▶ _Stated goal_: How many lines of the items below contain the string "fill"? Answer with the number only.

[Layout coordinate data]
——————

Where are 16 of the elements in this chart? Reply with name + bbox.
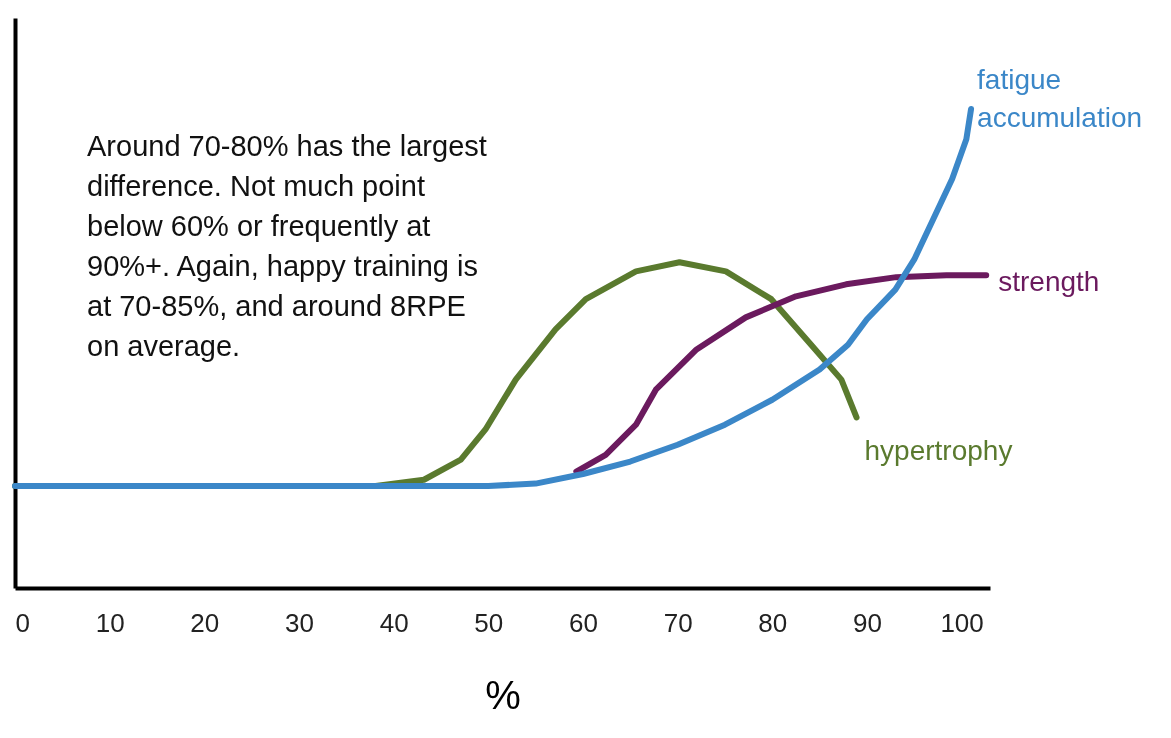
series-label: hypertrophy (864, 435, 1013, 467)
x-tick-label: 70 (663, 607, 693, 638)
series-label: fatigue accumulation (977, 64, 1143, 134)
x-tick-label: 100 (940, 607, 984, 638)
x-axis-title: % (485, 672, 521, 717)
x-tick-label: 90 (852, 607, 882, 638)
x-tick-label: 50 (474, 607, 504, 638)
annotation: Around 70-80% has the largest difference. Not much point below 60% or frequently at 90%+. Again, happy training is at 70-85%, and around 8RPE on average. (87, 130, 487, 362)
series-label: strength (998, 266, 1100, 298)
x-tick-label: 20 (190, 607, 220, 638)
x-tick-label: 40 (379, 607, 409, 638)
x-tick-label: 0 (15, 607, 30, 638)
x-tick-label: 10 (95, 607, 125, 638)
x-tick-label: 80 (758, 607, 788, 638)
x-tick-label: 60 (569, 607, 598, 638)
x-tick-label: 30 (285, 607, 314, 638)
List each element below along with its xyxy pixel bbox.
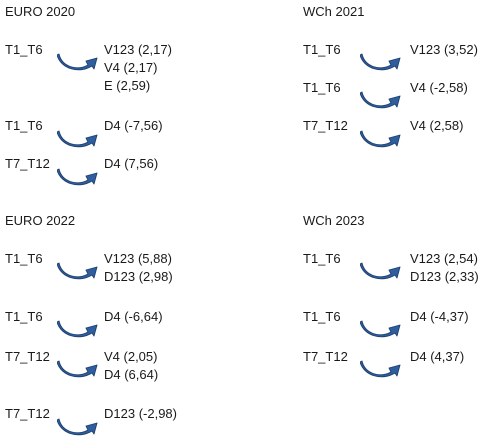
curved-arrow-icon — [360, 88, 404, 112]
source-label: T1_T6 — [5, 42, 43, 57]
source-label: T1_T6 — [5, 251, 43, 266]
target-label: E (2,59) — [104, 78, 151, 93]
target-label: D4 (6,64) — [104, 367, 159, 382]
panel-title: EURO 2020 — [5, 4, 76, 19]
source-label: T1_T6 — [303, 42, 341, 57]
source-label: T7_T12 — [5, 349, 50, 364]
target-label: V123 (2,17) — [104, 42, 172, 57]
curved-arrow-icon — [360, 357, 404, 381]
panel-title: EURO 2022 — [5, 213, 76, 228]
panel-title: WCh 2023 — [303, 213, 365, 228]
curved-arrow-icon — [360, 259, 404, 283]
target-label: D4 (4,37) — [410, 349, 465, 364]
source-label: T1_T6 — [303, 309, 341, 324]
curved-arrow-icon — [57, 259, 101, 283]
curved-arrow-icon — [57, 165, 101, 189]
source-label: T7_T12 — [303, 118, 348, 133]
target-label: D123 (2,98) — [104, 269, 173, 284]
panel-title: WCh 2021 — [303, 4, 365, 19]
target-label: D4 (-4,37) — [410, 309, 469, 324]
source-label: T1_T6 — [303, 80, 341, 95]
target-label: D123 (2,33) — [410, 269, 479, 284]
target-label: D4 (-7,56) — [104, 118, 163, 133]
source-label: T1_T6 — [5, 118, 43, 133]
target-label: V4 (-2,58) — [410, 80, 468, 95]
curved-arrow-icon — [360, 317, 404, 341]
curved-arrow-icon — [57, 415, 101, 439]
target-label: V4 (2,05) — [104, 349, 158, 364]
curved-arrow-icon — [360, 127, 404, 151]
target-label: V4 (2,58) — [410, 118, 464, 133]
curved-arrow-icon — [57, 127, 101, 151]
source-label: T7_T12 — [303, 349, 348, 364]
curved-arrow-icon — [57, 50, 101, 74]
target-label: V4 (2,17) — [104, 60, 158, 75]
source-label: T1_T6 — [5, 309, 43, 324]
target-label: V123 (2,54) — [410, 251, 478, 266]
target-label: D4 (-6,64) — [104, 309, 163, 324]
target-label: D123 (-2,98) — [104, 406, 177, 421]
curved-arrow-icon — [57, 357, 101, 381]
target-label: V123 (3,52) — [410, 42, 478, 57]
target-label: V123 (5,88) — [104, 251, 172, 266]
source-label: T7_T12 — [5, 406, 50, 421]
target-label: D4 (7,56) — [104, 156, 159, 171]
curved-arrow-icon — [360, 50, 404, 74]
curved-arrow-icon — [57, 317, 101, 341]
source-label: T1_T6 — [303, 251, 341, 266]
source-label: T7_T12 — [5, 156, 50, 171]
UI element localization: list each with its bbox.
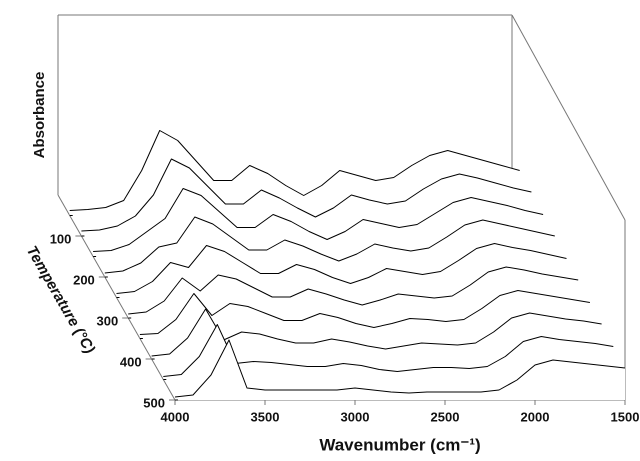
x-tick-label: 3000 — [341, 409, 370, 424]
frame-line — [511, 14, 626, 221]
spectrum-line — [81, 158, 532, 232]
spectrum-line — [139, 290, 590, 335]
curve-fill — [151, 309, 602, 359]
z-tick-label: 400 — [120, 354, 142, 369]
curve-fill — [163, 324, 614, 380]
curve-fill — [175, 340, 625, 400]
z-axis-label: Temperature (°C) — [23, 243, 98, 357]
x-tick-label: 1500 — [611, 409, 640, 424]
x-tick-label: 4000 — [161, 409, 190, 424]
spectrum-line — [104, 216, 555, 274]
z-tick-label: 300 — [96, 313, 118, 328]
z-tick-label: 100 — [50, 231, 72, 246]
curve-fill — [139, 290, 590, 339]
z-tick-label: 500 — [143, 395, 165, 410]
z-tick-label: 200 — [73, 272, 95, 287]
spectrum-line — [163, 324, 614, 377]
spectrum-line — [93, 188, 544, 252]
box-frame — [57, 14, 626, 400]
x-tick-label: 2000 — [521, 409, 550, 424]
spectrum-line — [128, 266, 579, 315]
spectrum-line — [116, 243, 567, 294]
x-tick-label: 3500 — [251, 409, 280, 424]
spectrum-line — [174, 339, 626, 398]
spectrum-line — [151, 308, 602, 357]
y-axis-label: Absorbance — [31, 72, 48, 159]
spectrum-line — [69, 130, 520, 211]
x-tick-label: 2500 — [431, 409, 460, 424]
x-axis-label: Wavenumber (cm⁻¹) — [319, 435, 480, 454]
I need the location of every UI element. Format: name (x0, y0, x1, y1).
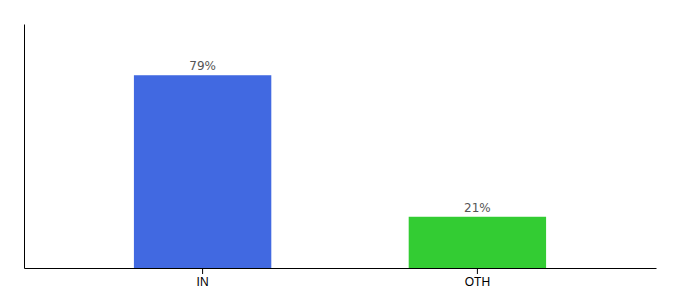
bar (134, 75, 271, 268)
x-tick-label: IN (197, 275, 209, 289)
plot-area: IN OTH 79% 21% (25, 25, 657, 289)
bars (134, 75, 546, 268)
x-tick-mark (202, 268, 203, 274)
x-tick-mark (477, 268, 478, 274)
bar (409, 217, 546, 268)
data-label: 79% (189, 59, 216, 73)
data-labels: 79% 21% (189, 59, 490, 215)
y-axis (24, 25, 25, 269)
x-tick: OTH (465, 268, 490, 289)
x-axis-line (25, 268, 657, 269)
x-tick-label: OTH (465, 275, 490, 289)
x-tick: IN (197, 268, 209, 289)
chart: IN OTH 79% 21% (0, 0, 680, 300)
data-label: 21% (464, 201, 491, 215)
x-axis: IN OTH (25, 268, 657, 289)
y-axis-line (24, 25, 25, 269)
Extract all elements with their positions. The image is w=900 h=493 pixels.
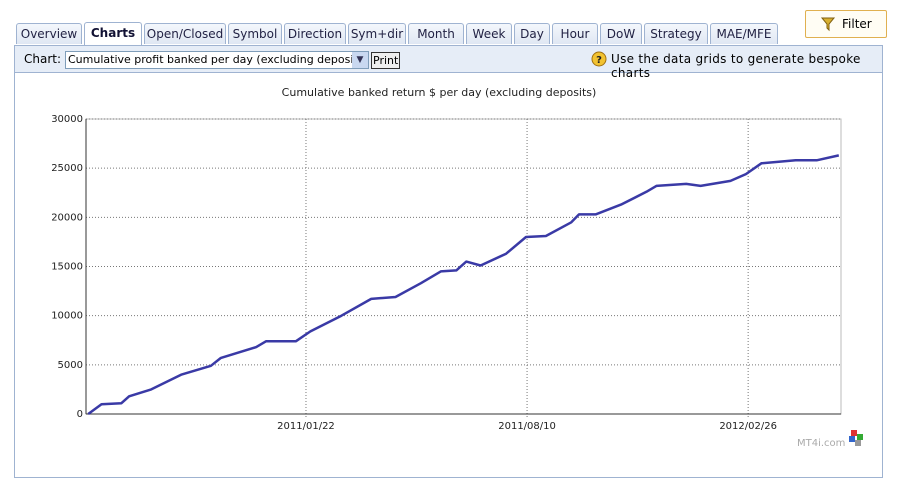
tip-icon: ? bbox=[591, 51, 607, 67]
data-line bbox=[87, 154, 840, 416]
tab[interactable]: Strategy bbox=[644, 23, 708, 44]
tab[interactable]: Overview bbox=[16, 23, 82, 44]
tab[interactable]: Open/Closed bbox=[144, 23, 226, 44]
filter-icon bbox=[820, 17, 836, 32]
filter-label: Filter bbox=[842, 17, 872, 31]
chart-title: Cumulative banked return $ per day (excl… bbox=[282, 86, 597, 99]
filter-button[interactable]: Filter bbox=[805, 10, 887, 38]
tab[interactable]: MAE/MFE bbox=[710, 23, 778, 44]
tab[interactable]: Charts bbox=[84, 22, 142, 45]
tip-text: Use the data grids to generate bespoke c… bbox=[611, 52, 861, 80]
tab[interactable]: Day bbox=[514, 23, 550, 44]
x-tick-label: 2012/02/26 bbox=[719, 421, 777, 432]
y-tick-label: 10000 bbox=[51, 311, 83, 322]
tab[interactable]: DoW bbox=[600, 23, 642, 44]
tab[interactable]: Month bbox=[408, 23, 464, 44]
print-button[interactable]: Print bbox=[371, 52, 401, 69]
chart: Cumulative banked return $ per day (excl… bbox=[51, 86, 863, 449]
y-tick-label: 25000 bbox=[51, 163, 83, 174]
dropdown-arrow: ▼ bbox=[352, 52, 368, 68]
y-tick-label: 30000 bbox=[51, 114, 83, 125]
tab[interactable]: Direction bbox=[284, 23, 346, 44]
svg-text:?: ? bbox=[596, 55, 602, 66]
x-tick-label: 2011/08/10 bbox=[498, 421, 556, 432]
y-tick-label: 15000 bbox=[51, 262, 83, 273]
tab[interactable]: Hour bbox=[552, 23, 598, 44]
x-tick-label: 2011/01/22 bbox=[277, 421, 335, 432]
y-tick-label: 5000 bbox=[58, 360, 83, 371]
watermark-logo bbox=[849, 430, 863, 446]
tab[interactable]: Sym+dir bbox=[348, 23, 406, 44]
tab[interactable]: Symbol bbox=[228, 23, 282, 44]
watermark: MT4i.com bbox=[797, 438, 845, 449]
y-tick-label: 20000 bbox=[51, 212, 83, 223]
chart-select[interactable]: Cumulative profit banked per day (exclud… bbox=[65, 51, 369, 69]
chart-select-text: Cumulative profit banked per day (exclud… bbox=[68, 53, 368, 66]
y-tick-label: 0 bbox=[77, 409, 83, 420]
tab[interactable]: Week bbox=[466, 23, 512, 44]
chart-panel: Cumulative banked return $ per day (excl… bbox=[14, 72, 883, 478]
chart-label: Chart: bbox=[24, 52, 62, 66]
toolbar: Chart: Cumulative profit banked per day … bbox=[14, 45, 883, 80]
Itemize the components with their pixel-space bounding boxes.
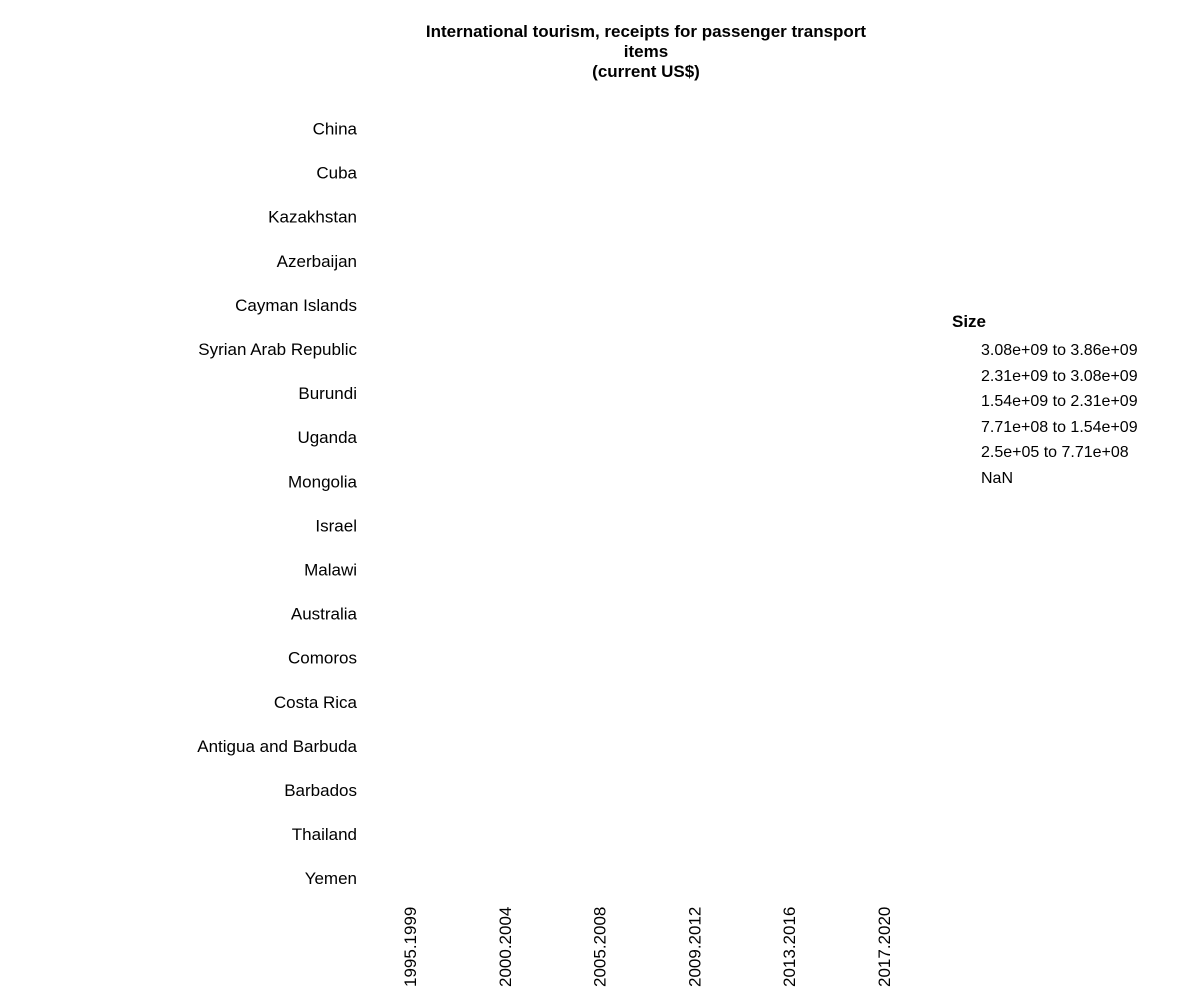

——————

▶ _Task result_: 4